Task to complete
Within the data below, state how many lines contain the string "this". Provide the number only.

Provided material

-- -- --

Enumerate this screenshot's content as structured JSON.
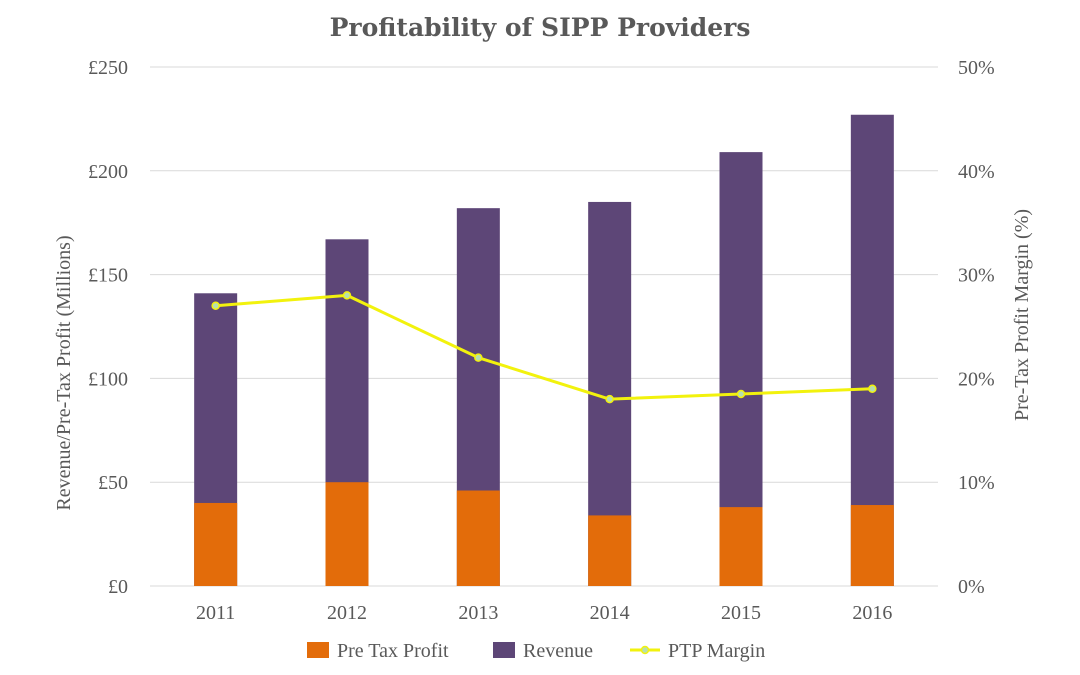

-- -- --

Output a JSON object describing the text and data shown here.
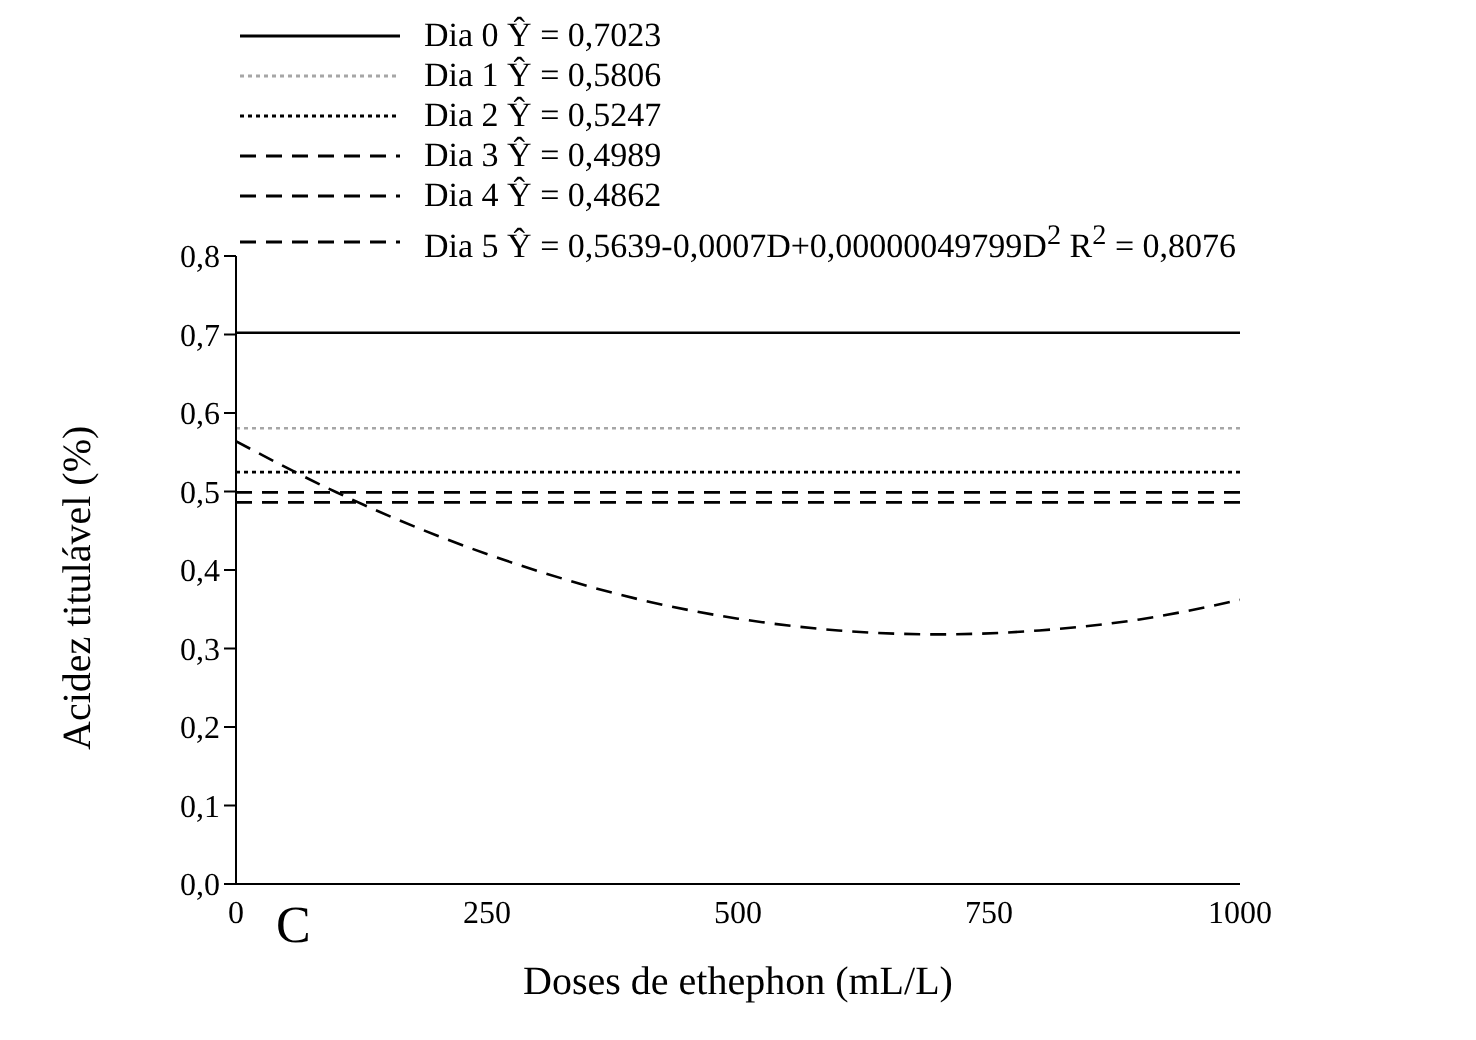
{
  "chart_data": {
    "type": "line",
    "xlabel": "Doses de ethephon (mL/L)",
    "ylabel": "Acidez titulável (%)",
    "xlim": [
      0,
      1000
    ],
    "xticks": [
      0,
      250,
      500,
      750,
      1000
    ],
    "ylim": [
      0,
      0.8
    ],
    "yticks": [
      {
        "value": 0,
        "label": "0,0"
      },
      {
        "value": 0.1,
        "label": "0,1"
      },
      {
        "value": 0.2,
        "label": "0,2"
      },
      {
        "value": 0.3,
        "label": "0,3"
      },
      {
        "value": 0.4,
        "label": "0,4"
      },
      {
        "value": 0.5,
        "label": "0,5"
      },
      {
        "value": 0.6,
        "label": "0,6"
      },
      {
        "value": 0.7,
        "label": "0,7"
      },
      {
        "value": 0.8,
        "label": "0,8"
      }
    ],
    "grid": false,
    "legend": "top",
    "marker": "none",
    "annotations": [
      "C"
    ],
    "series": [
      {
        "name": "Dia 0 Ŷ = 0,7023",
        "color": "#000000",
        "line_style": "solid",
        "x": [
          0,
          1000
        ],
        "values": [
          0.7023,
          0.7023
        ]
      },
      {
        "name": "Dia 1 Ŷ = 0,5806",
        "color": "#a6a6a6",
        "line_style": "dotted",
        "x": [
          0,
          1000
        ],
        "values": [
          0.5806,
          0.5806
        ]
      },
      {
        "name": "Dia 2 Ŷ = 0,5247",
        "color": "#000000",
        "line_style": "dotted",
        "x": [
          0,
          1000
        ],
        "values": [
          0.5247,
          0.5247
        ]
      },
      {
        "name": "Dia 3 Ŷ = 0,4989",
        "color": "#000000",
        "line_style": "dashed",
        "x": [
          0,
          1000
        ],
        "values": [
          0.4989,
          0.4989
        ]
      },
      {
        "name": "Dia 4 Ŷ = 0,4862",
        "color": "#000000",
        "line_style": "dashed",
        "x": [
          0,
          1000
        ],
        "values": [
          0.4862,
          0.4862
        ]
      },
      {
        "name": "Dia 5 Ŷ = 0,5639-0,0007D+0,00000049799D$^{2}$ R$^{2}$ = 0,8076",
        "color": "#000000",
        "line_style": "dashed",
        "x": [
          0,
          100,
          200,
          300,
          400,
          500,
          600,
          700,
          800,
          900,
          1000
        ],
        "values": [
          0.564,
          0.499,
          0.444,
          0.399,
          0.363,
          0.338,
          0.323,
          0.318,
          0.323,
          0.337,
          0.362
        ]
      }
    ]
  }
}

-- -- --

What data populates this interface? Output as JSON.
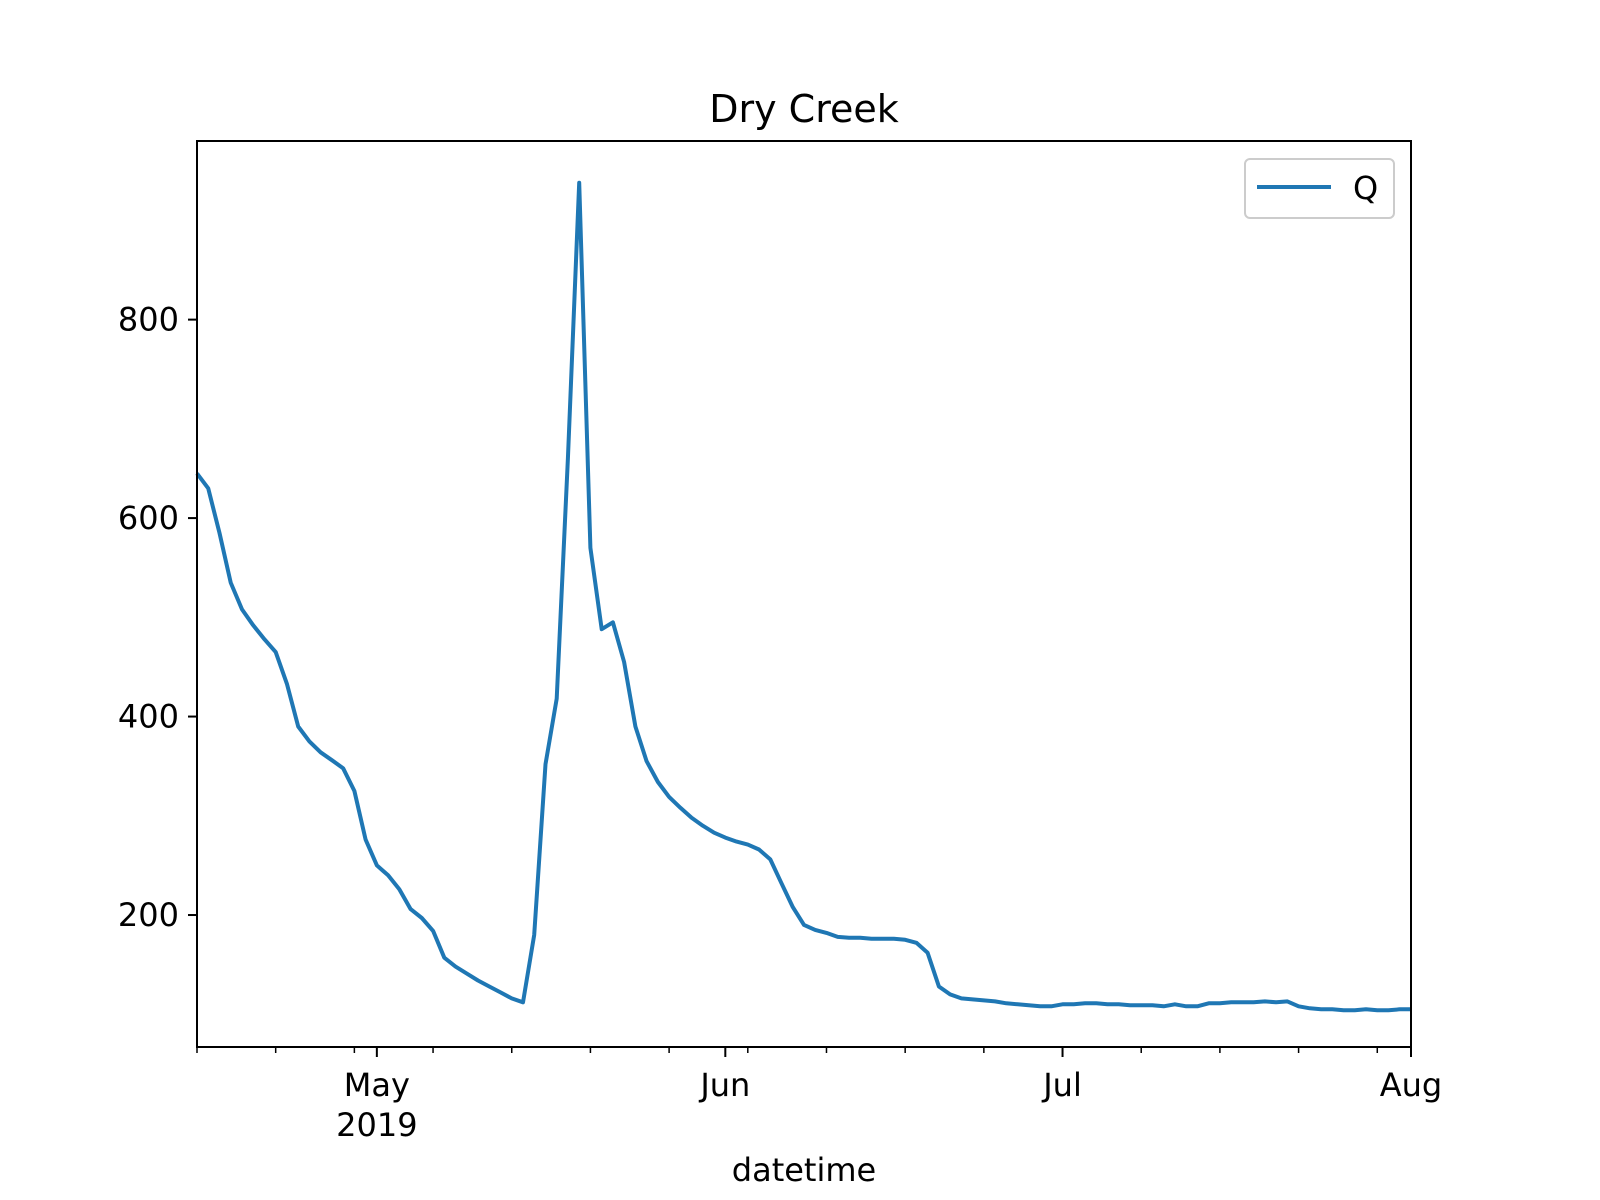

-- -- --

Written answer
2